* Text provided
** START **
For all real numbers \(t\),and all positive numbers \(a\) and \(r\), continuous growth or decay is represented by the formula
\[A(t)=ae^{rt}\]
where
- \(a\) is the initial value,
- \(r\) is the continuous growth rate per unit time,
- \(t\) is the elapsed time.
If \(r>0\), then the formula represents continuous growth. If \(r<0\), then the formula represents continuous decay.
For business applications, the continuous growth formula is called the continuous compounding formula and takes the form
\[A(t)=Pe^{rt}\]
where
- \(P\) is the principal or the initial invested,
- \(r\) is the growth or interest rate per unit time,
- \(t\) is the period or term of the investment.
A person invested \($1,000\) in an account earning a nominal \(10\%\) per year compounded continuously. How much was in the account at the end of one year?
Solution
Since the account is growing in value, this is a continuous compounding problem with growth rate \(r=0.10\). The initial investment was \($1,000\), so \(P=1000\). We use the continuous compounding formula to find the value after \(t=1\) year:
\[\begin{align*} A(t)&= Pe^{rt} \qquad \text{Use the continuous compounding formula}\\ &= 1000{(e)}^{0.1} \qquad \text{Substitute known values for } P, r, t\\ &\approx 1105.17 \qquad \text{Use a calculator to approximate} \end{align*}\]
The account is worth \($1,105.17\) after one year.
\(Radon-222\) decays at a continuous rate of \(17.3\%\) per day. How much will \(100 mg\) of \(Radon-222\) decay to in \(3\) days?
Solution
Since the substance is decaying, the rate, \(17.3\%\), is negative. So, \(r = −0.173\). The initial amount of \(Radon-222\) was \(100\) mg, so \(a=100\). We use the continuous decay formula to find the value after \(t=3\) days:
\[\begin{align*} A(t)&= ae^{rt} \qquad \text{Use the continuous growth formula}\\ &= 100e6{-0.173(3)} \qquad \text{Substitute known values for } a, r, t\\ &\approx 59.5115 \qquad \text{Use a calculator to approximate} \end{align*}\]
So \(59.5115\) mg of \(Radon-222\) will remain.
** END **
* Supplied data
** START **
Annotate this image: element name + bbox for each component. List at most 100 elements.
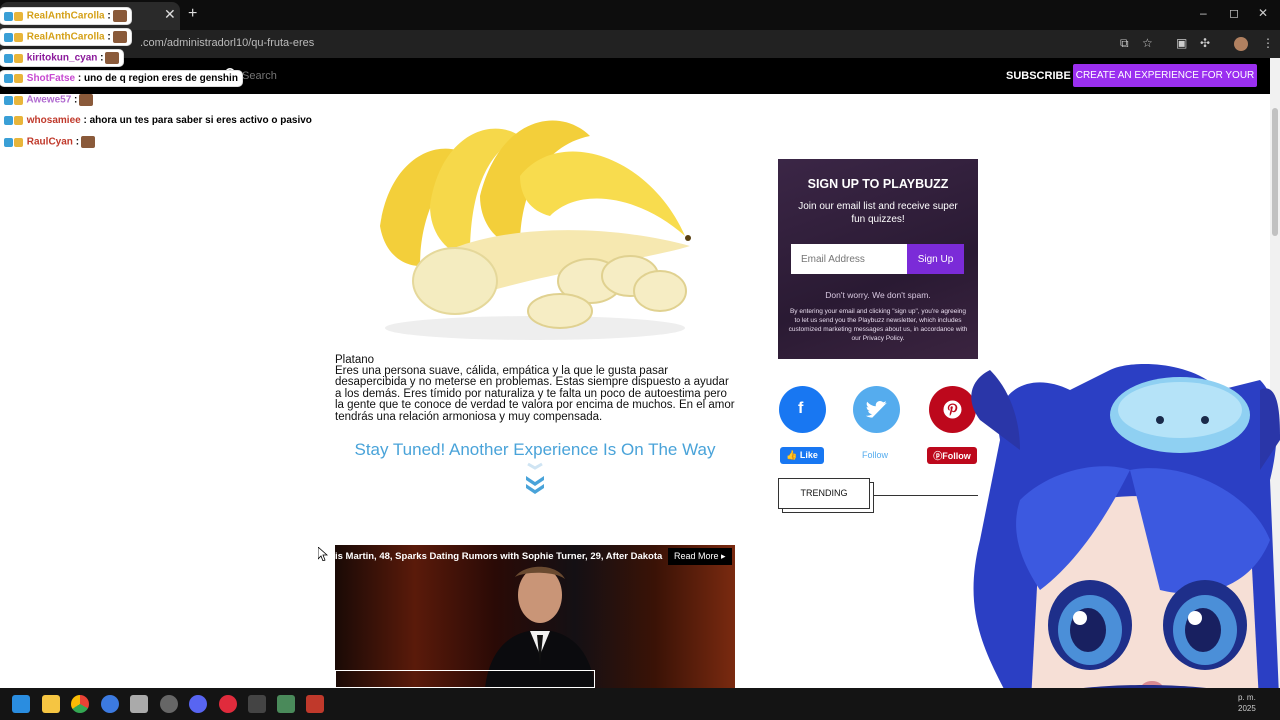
** END **
** START **
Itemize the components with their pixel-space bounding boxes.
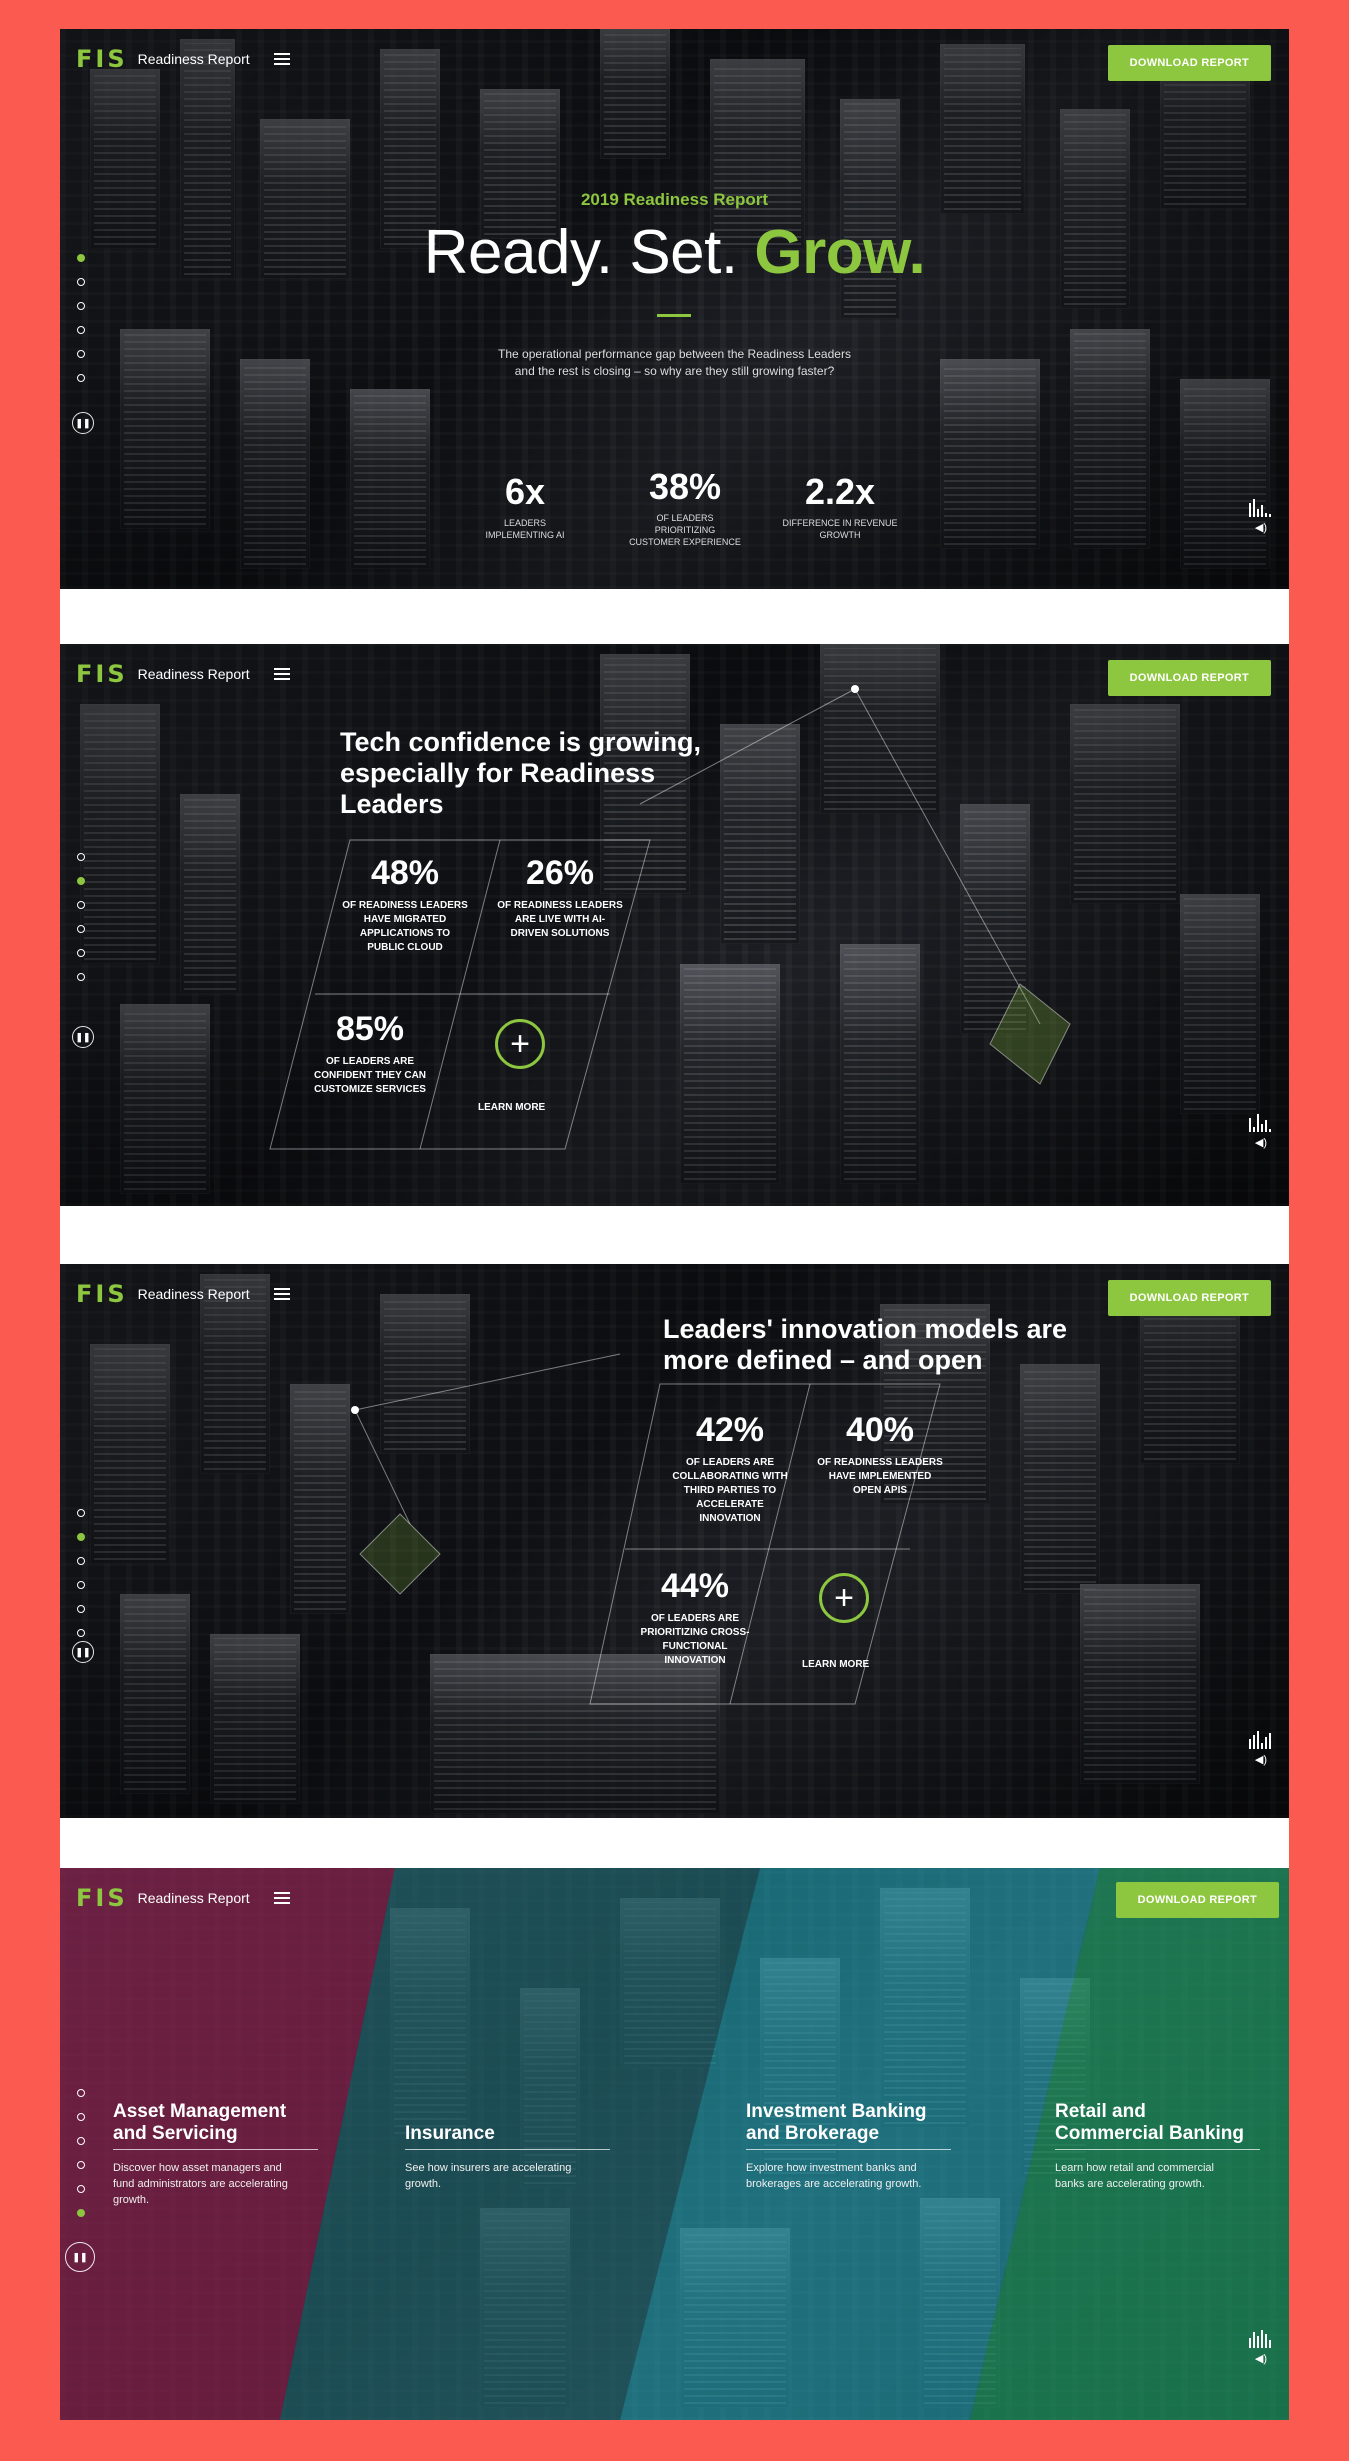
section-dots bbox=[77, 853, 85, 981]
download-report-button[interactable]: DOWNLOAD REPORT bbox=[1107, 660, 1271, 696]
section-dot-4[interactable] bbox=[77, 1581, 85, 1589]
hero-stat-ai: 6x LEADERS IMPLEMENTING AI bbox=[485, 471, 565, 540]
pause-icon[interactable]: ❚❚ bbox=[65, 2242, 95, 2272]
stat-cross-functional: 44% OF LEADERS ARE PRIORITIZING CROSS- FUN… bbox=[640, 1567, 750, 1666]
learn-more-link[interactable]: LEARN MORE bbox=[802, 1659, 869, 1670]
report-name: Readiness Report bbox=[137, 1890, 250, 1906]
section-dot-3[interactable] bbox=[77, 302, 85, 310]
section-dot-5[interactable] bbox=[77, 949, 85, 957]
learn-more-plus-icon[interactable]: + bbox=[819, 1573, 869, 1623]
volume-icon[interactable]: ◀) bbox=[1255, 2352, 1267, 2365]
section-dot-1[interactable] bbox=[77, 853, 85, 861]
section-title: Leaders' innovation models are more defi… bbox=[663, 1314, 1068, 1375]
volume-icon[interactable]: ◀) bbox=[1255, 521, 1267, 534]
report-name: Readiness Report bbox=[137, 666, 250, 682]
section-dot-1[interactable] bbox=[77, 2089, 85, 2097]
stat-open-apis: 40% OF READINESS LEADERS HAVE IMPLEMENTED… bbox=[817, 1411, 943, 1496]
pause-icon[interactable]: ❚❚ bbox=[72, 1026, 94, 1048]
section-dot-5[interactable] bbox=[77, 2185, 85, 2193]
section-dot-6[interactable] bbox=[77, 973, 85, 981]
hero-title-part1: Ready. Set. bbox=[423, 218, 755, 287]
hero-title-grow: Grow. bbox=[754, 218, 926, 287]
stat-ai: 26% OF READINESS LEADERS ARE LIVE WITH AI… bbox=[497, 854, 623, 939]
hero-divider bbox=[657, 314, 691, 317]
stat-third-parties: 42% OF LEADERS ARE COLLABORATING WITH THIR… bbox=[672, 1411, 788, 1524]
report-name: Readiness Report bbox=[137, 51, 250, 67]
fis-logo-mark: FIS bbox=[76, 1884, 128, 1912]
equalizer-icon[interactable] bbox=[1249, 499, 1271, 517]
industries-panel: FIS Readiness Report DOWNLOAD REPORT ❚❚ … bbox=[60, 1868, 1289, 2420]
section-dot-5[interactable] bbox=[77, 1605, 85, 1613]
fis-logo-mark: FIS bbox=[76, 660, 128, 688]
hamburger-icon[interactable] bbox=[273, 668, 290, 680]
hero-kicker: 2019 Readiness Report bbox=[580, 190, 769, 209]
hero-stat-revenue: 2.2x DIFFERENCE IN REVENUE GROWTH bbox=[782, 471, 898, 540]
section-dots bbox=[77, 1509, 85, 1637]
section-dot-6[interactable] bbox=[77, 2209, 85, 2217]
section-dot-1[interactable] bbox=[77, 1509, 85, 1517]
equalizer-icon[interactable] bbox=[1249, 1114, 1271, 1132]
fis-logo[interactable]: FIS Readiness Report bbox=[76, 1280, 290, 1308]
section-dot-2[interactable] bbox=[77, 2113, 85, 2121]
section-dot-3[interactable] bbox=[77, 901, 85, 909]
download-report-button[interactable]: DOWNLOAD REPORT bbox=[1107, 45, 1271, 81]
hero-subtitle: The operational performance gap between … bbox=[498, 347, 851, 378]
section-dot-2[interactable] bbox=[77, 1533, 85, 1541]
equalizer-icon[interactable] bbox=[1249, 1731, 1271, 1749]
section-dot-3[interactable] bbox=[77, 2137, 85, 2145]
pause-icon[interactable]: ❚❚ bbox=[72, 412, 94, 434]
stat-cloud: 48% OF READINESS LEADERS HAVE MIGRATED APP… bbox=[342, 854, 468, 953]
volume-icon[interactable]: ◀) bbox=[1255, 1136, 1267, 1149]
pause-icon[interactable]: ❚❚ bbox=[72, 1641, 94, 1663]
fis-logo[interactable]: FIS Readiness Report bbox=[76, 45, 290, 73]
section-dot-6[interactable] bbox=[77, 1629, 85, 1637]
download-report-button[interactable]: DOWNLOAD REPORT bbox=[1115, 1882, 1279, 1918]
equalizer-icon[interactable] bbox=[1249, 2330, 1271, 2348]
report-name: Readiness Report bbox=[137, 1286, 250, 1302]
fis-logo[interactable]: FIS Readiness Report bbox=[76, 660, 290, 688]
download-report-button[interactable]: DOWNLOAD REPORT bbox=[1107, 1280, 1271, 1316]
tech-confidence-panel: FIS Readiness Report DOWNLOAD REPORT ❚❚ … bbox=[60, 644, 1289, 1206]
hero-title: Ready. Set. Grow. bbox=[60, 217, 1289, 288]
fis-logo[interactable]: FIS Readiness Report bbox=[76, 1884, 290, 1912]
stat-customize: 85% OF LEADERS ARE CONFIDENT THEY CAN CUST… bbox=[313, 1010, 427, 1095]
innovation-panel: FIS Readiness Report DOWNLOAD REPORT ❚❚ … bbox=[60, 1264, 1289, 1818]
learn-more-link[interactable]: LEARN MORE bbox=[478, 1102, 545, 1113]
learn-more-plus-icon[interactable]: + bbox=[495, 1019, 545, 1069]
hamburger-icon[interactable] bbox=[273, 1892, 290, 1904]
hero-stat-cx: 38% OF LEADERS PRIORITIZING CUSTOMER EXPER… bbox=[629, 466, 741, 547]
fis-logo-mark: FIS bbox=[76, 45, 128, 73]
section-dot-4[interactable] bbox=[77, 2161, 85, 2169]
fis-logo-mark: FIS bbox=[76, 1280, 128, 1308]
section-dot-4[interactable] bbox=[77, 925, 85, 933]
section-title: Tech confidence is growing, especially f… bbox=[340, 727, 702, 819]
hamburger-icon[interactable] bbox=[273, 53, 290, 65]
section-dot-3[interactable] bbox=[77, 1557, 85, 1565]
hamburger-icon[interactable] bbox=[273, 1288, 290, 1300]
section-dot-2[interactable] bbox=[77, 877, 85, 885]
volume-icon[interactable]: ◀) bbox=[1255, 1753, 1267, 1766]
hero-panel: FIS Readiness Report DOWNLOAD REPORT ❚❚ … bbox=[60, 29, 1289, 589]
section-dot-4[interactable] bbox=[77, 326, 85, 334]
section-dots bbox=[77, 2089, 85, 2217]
** END **
* What you will do
**1.** In the text on continuous growth and decay, what is the continuous growth formula called when it is used for business applications?
**2.** Extend the text on continuous growth and decay, picking up right after its final sentence.

* Written answers
**1.** The continuous compounding formula.

**2.**
Key Equations
| compound interest formula |
\(A(t)=P{(1+\dfrac{r}{n})}^{nt}\), where \(A(t)\) is the account value at time \(t\) \(t\) is the number of years \(P\) is the initial investment, often called the principal \(r\) is the annual percentage rate (APR), or nominal rate \(n\) is the number of compounding periods in one year |
| continuous growth formula | \(A(t)=ae^{rt}\), where \(t\) is the number of unit time periods of growth \(a\) is the starting amount (in the continuous compounding formula a is replaced with \(P\), the principal) \(e\) is the mathematical constant, \(e≈2.718282\) |
Key Concepts
- An exponential function is defined as a function with a positive constant other than \(1\) raised to a variable exponent.
- The value of an account at any time \(t\) can be calculated using the compound interest formula when the principal, annual interest rate, and compounding periods are known.
- The initial investment of an account can be found using the compound interest formula when the value of the account, annual interest rate, compounding periods, and life span of the account are known.
- The number \(e\) is a mathematical constant often used as the base of real-world exponential growth and decay models. Its decimal approximation is \(e≈2.718282\).
- Continuous growth or decay models are exponential models that use \(e\) as the base. Continuous growth and decay models can be found when the initial value and growth or decay rate are known.